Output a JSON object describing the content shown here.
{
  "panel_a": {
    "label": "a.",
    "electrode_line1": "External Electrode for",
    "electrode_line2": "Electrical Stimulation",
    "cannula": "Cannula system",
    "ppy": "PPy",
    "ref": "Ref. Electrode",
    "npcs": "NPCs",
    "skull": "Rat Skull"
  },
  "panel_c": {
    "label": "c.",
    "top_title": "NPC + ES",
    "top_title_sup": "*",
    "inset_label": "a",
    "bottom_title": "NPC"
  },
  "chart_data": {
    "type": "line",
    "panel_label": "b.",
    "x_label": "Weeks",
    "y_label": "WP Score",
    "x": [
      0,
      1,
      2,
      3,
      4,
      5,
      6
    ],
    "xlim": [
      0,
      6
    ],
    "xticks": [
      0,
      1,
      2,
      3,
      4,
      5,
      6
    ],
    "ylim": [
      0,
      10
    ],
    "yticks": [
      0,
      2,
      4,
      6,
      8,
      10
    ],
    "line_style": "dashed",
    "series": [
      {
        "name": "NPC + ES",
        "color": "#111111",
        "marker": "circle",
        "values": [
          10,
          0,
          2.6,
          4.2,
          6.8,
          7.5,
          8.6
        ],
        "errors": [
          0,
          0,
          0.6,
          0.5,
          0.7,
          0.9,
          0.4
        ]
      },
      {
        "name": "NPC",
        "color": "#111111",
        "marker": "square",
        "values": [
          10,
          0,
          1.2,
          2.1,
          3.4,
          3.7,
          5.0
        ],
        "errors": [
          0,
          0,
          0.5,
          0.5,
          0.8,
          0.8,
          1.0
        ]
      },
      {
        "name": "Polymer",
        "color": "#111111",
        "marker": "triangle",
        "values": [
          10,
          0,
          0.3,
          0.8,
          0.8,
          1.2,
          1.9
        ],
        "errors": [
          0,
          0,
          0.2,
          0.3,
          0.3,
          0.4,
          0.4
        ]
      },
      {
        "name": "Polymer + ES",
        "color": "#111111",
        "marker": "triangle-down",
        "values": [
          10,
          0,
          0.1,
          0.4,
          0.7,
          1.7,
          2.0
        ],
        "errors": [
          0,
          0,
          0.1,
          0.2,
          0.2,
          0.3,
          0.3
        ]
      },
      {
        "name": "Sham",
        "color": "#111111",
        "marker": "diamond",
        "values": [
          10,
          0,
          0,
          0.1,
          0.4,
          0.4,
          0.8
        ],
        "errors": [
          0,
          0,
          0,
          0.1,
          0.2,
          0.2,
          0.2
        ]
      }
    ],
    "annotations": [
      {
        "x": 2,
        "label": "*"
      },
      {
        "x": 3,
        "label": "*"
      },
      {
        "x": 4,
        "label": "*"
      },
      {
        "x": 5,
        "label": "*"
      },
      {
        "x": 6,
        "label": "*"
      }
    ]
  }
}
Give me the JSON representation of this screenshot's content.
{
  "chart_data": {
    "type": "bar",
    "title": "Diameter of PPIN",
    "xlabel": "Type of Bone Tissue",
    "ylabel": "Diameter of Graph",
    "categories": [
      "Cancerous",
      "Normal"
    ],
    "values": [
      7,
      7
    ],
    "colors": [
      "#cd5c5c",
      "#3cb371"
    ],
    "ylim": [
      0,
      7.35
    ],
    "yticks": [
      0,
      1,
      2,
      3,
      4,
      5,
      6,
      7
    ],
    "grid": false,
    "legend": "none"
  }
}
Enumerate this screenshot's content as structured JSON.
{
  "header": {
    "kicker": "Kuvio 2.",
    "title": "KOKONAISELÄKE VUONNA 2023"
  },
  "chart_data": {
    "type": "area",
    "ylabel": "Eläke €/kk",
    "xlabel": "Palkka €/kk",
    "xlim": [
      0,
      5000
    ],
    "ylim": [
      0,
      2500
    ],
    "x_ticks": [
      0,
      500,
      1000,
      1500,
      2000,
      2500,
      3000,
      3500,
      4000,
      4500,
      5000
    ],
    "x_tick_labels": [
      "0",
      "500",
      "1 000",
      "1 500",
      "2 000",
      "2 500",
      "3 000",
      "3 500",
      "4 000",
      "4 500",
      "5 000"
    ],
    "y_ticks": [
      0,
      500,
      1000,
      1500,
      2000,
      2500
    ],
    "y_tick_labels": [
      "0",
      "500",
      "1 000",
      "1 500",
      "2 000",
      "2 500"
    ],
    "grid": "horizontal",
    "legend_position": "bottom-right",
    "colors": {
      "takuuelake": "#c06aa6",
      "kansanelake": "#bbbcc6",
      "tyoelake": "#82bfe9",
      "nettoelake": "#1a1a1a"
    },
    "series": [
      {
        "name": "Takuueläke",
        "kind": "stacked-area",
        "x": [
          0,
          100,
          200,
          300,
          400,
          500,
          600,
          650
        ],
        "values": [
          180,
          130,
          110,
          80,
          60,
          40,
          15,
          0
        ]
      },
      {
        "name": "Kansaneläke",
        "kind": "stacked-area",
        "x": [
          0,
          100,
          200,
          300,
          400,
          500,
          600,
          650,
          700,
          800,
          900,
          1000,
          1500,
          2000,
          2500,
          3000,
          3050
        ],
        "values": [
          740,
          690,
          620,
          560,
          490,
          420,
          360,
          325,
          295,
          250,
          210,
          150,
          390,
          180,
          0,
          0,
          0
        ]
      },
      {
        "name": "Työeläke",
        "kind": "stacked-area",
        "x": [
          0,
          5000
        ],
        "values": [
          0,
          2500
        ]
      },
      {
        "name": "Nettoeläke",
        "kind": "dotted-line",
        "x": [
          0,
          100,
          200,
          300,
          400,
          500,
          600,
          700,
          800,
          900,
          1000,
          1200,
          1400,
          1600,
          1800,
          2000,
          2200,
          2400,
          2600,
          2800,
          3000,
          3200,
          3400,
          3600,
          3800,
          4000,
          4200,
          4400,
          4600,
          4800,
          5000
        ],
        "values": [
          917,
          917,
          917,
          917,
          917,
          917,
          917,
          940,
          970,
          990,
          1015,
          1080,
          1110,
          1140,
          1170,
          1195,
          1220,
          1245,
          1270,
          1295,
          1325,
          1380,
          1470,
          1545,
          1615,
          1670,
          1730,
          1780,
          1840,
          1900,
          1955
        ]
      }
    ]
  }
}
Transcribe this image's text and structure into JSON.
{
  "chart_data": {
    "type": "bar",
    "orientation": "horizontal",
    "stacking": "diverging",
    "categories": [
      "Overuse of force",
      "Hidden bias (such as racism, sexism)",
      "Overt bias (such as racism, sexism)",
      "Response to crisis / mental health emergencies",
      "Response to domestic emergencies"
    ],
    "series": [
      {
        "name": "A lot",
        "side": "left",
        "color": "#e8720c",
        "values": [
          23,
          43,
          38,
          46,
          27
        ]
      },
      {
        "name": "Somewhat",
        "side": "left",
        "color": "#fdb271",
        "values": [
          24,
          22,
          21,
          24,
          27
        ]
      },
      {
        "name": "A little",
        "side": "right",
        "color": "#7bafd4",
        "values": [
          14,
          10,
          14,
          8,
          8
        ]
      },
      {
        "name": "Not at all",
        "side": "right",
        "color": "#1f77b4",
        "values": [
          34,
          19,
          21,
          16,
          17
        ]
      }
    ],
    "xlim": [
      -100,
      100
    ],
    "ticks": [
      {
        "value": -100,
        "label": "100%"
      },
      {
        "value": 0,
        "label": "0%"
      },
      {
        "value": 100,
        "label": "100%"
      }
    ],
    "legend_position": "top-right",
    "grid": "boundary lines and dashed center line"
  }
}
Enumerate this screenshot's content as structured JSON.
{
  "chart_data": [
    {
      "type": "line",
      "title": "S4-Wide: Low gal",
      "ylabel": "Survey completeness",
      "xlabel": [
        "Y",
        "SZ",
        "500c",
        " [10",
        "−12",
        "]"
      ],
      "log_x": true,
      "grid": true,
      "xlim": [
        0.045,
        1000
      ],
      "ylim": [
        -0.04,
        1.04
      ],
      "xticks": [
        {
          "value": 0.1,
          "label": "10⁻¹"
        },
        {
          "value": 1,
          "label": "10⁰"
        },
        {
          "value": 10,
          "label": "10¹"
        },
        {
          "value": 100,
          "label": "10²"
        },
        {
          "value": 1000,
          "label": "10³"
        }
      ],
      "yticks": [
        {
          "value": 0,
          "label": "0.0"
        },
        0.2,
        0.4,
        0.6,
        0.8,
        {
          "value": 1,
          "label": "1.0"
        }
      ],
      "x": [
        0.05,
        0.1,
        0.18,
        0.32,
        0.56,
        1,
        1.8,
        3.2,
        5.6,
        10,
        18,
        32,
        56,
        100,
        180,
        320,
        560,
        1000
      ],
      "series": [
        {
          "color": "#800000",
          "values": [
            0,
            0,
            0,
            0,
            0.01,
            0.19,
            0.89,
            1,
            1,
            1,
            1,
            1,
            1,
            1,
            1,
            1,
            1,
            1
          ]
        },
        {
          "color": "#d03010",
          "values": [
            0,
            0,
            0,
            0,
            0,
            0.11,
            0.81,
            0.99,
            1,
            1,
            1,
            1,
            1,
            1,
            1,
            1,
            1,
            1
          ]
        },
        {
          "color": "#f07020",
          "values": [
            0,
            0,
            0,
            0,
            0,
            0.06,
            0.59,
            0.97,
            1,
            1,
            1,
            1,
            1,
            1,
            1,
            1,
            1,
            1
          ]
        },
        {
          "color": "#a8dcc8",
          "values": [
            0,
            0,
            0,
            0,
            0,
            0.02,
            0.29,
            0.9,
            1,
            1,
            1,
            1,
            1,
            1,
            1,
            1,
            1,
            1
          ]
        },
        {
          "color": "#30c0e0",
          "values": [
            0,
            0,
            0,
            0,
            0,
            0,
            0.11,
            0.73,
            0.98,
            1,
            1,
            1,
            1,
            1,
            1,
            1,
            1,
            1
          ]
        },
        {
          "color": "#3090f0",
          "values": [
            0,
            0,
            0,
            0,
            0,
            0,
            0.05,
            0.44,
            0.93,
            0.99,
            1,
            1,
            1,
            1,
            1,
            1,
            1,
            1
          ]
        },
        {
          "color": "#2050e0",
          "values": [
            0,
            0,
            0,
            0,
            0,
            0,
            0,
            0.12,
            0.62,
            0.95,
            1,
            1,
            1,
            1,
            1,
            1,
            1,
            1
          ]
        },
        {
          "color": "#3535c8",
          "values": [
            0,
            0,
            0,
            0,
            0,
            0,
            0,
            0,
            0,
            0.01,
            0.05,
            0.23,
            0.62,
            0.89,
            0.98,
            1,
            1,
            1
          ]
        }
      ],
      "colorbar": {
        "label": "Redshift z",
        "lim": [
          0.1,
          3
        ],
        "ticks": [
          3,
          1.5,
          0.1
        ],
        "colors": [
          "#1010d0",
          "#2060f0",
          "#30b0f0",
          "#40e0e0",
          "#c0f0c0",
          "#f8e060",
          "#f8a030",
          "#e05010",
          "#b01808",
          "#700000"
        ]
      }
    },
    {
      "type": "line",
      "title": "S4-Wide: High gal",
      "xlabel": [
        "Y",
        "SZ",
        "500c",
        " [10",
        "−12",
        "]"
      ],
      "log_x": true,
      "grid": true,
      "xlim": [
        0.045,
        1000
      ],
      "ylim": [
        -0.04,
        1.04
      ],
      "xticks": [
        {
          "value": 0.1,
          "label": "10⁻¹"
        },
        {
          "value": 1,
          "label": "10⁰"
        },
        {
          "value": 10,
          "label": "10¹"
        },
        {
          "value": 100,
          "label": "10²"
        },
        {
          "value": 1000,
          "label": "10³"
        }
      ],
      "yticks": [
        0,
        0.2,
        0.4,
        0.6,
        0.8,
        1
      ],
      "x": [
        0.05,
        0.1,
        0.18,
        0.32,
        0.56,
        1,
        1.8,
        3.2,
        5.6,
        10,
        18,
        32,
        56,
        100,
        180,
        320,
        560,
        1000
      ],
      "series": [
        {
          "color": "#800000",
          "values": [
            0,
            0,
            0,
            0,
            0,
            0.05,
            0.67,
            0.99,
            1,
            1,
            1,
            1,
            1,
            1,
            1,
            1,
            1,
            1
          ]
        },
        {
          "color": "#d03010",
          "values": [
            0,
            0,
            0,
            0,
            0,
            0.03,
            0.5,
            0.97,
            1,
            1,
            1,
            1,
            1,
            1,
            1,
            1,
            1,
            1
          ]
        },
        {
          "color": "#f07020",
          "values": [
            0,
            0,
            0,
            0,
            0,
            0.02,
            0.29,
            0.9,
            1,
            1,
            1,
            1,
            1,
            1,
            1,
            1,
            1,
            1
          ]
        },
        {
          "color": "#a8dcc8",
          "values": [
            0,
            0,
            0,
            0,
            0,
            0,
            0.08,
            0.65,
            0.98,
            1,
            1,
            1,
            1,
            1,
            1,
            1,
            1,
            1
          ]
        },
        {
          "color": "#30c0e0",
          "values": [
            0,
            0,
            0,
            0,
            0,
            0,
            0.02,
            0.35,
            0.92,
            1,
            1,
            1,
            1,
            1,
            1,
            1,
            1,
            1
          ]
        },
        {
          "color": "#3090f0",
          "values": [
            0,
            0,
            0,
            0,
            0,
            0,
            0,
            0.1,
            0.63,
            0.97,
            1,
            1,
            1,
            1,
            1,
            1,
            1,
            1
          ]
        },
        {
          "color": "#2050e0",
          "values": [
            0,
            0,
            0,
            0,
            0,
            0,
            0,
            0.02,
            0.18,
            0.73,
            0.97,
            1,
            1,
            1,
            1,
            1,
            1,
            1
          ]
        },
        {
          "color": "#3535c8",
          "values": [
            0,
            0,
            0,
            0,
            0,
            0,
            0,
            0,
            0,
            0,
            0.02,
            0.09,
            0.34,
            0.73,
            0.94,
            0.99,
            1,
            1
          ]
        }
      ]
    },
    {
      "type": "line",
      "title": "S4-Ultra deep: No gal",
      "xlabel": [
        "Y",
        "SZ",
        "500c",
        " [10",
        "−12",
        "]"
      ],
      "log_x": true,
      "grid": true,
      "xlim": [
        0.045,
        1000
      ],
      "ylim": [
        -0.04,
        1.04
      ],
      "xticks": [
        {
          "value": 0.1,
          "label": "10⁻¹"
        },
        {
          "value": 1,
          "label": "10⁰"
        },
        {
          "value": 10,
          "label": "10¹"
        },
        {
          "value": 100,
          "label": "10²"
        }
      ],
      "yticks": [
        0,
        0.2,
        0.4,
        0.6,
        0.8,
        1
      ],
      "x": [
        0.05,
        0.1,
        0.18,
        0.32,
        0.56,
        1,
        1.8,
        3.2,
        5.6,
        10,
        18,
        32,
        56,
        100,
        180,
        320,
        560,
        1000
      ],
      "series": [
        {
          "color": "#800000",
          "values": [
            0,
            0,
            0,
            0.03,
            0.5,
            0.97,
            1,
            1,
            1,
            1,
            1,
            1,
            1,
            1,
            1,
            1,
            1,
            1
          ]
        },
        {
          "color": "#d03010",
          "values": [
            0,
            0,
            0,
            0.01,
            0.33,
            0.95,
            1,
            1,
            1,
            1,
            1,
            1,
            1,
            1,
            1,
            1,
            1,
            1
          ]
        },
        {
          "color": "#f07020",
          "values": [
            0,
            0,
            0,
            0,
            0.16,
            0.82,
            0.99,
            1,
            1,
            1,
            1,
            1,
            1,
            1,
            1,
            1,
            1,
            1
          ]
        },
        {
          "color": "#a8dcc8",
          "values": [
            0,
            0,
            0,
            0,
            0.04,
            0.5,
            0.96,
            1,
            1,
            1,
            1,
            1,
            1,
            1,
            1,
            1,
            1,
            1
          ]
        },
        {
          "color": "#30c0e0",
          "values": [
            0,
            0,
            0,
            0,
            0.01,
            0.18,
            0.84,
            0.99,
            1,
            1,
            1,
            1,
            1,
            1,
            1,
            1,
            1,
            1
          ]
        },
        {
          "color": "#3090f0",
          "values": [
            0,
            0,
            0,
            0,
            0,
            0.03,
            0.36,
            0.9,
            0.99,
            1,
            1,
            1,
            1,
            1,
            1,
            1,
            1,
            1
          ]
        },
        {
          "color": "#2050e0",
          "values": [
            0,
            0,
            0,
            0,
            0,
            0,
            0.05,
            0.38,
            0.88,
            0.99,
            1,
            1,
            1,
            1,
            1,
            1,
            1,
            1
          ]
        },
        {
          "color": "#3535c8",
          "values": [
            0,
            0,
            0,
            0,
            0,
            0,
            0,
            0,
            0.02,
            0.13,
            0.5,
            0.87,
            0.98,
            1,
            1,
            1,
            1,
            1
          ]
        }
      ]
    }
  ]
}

━━━━━━━━━━

• WORK TO DO: Identify the lines that hold the word "emergencies". Copy every one of them.

• WRITTEN REPLY:
      "Response to crisis / mental health emergencies",
      "Response to domestic emergencies"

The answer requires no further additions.